Written task: From the entries below, pull out each line where "JSON" appears.
= = = = =
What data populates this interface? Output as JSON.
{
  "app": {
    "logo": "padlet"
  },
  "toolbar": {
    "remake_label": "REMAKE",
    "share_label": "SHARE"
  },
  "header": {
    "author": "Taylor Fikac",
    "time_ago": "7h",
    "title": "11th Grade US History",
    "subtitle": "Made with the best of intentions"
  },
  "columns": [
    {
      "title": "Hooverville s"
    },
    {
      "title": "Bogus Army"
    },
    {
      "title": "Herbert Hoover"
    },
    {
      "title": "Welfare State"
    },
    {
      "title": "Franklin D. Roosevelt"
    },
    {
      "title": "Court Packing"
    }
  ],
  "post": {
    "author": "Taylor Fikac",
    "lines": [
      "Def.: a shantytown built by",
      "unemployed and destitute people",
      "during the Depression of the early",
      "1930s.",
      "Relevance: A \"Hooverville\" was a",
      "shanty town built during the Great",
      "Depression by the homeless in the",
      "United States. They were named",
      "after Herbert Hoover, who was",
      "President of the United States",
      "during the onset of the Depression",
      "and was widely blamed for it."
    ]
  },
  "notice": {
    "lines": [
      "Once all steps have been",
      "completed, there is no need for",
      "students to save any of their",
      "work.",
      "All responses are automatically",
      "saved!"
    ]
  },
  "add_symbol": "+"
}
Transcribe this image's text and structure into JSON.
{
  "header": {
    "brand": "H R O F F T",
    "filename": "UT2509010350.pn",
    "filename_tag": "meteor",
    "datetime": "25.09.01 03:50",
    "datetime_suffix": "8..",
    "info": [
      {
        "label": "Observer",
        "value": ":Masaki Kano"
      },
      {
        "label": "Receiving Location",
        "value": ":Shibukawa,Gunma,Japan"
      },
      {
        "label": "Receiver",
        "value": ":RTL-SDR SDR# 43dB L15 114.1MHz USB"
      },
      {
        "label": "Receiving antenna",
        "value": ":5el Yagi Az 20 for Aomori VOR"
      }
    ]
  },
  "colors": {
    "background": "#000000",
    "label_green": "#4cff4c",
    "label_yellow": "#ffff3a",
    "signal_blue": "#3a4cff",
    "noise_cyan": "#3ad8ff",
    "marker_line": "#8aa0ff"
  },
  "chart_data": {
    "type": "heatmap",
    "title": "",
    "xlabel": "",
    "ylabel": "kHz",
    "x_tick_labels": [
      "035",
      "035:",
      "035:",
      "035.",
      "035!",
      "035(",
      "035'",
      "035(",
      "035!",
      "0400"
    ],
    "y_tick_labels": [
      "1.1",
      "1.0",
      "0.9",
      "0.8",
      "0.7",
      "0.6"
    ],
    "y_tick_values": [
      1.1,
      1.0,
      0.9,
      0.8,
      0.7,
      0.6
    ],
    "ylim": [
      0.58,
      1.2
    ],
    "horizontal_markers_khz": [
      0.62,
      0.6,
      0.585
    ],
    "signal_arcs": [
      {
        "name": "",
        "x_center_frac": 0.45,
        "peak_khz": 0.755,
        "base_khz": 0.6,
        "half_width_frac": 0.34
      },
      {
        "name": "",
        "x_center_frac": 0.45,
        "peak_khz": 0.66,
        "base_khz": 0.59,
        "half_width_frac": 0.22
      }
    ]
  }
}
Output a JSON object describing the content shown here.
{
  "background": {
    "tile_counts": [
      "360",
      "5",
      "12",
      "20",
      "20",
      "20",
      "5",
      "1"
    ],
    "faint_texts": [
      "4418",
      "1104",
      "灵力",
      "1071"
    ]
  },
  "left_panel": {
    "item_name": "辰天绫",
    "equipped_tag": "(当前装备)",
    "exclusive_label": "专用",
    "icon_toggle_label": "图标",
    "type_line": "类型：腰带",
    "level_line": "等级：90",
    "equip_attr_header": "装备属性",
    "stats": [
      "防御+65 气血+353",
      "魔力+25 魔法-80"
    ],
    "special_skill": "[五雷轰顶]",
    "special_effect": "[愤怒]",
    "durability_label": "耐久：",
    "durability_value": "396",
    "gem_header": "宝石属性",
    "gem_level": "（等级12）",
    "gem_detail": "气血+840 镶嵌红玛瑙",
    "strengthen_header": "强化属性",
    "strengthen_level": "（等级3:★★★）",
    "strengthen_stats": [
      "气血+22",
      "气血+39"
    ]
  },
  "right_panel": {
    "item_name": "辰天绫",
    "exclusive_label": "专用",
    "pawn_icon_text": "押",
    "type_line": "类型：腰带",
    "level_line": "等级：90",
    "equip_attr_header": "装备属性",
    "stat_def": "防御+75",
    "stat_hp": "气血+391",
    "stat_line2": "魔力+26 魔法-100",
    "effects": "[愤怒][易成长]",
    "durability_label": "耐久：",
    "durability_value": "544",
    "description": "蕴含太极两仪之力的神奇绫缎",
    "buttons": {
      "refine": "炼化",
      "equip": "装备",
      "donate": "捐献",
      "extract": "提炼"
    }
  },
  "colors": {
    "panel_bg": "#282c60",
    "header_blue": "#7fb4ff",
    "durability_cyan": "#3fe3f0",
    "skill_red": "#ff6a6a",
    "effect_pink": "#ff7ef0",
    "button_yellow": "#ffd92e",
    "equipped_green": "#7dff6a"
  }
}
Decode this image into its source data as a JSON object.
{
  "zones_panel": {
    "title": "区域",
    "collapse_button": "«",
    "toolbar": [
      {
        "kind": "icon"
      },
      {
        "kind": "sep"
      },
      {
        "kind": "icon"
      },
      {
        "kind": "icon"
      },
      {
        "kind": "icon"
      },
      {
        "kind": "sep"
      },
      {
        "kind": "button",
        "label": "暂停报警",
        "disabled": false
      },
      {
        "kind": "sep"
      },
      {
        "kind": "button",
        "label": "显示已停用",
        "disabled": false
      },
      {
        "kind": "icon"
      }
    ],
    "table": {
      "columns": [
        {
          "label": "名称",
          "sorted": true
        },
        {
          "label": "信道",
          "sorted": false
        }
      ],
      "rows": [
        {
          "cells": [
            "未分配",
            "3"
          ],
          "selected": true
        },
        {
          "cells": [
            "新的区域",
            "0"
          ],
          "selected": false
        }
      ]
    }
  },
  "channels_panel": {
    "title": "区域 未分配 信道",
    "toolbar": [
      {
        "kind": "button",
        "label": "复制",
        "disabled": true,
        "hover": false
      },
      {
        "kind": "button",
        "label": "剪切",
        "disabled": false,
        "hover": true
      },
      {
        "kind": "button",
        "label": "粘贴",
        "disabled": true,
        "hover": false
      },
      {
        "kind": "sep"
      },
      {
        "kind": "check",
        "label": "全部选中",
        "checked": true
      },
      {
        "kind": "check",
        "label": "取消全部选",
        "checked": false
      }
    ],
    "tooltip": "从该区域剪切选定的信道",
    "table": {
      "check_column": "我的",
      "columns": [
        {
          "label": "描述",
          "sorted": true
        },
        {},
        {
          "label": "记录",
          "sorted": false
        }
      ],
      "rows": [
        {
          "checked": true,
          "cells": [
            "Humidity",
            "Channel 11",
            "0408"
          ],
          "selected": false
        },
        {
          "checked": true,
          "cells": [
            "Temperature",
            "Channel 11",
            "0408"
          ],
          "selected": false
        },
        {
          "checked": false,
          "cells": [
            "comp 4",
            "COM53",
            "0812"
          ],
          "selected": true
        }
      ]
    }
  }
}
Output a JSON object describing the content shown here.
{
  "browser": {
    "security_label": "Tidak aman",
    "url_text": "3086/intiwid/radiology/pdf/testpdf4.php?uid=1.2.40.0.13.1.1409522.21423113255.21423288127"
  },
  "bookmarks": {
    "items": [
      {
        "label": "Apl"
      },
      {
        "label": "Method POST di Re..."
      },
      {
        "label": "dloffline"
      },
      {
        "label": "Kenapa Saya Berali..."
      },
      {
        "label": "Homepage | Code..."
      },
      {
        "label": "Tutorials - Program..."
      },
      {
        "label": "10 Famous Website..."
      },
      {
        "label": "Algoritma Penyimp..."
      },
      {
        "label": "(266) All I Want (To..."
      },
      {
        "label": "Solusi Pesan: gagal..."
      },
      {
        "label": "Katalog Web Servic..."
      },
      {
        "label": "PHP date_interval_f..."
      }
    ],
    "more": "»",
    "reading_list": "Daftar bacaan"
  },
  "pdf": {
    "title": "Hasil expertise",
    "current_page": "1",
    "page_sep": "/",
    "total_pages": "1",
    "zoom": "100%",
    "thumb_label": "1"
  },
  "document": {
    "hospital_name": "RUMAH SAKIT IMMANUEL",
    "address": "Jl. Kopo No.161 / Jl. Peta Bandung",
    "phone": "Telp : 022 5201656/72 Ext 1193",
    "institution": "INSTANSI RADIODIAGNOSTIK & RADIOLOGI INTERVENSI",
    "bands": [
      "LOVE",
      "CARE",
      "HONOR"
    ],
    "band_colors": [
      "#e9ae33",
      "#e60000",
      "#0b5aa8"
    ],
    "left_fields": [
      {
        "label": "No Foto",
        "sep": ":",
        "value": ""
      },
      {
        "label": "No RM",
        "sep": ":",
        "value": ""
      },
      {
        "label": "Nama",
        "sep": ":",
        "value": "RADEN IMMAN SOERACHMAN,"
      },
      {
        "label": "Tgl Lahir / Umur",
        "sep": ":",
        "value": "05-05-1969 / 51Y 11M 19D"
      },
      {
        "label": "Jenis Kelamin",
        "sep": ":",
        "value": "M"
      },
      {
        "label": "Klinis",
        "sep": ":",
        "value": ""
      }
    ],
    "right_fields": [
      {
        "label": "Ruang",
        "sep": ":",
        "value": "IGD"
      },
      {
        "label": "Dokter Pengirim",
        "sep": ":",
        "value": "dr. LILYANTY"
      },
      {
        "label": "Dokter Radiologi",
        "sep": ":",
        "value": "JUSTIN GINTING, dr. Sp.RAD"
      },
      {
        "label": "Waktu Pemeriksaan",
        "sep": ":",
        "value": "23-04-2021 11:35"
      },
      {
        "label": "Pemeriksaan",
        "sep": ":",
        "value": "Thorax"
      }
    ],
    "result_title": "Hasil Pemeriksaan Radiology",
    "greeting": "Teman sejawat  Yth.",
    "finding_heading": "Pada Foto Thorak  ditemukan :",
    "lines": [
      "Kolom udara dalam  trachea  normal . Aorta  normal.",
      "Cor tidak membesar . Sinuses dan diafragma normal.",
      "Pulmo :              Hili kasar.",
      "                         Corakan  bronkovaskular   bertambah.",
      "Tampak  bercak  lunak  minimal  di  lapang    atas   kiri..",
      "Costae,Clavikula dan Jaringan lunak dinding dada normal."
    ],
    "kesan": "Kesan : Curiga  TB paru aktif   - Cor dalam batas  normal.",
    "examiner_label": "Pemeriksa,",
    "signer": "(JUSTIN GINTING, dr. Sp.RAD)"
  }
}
= = = = =
Problem solution:
What data populates this interface? Output as JSON.
Transcribe this image's text and structure into JSON.
Output a JSON object describing the content shown here.
Decode this image into its source data as a JSON object.
Output a JSON object describing the content shown here.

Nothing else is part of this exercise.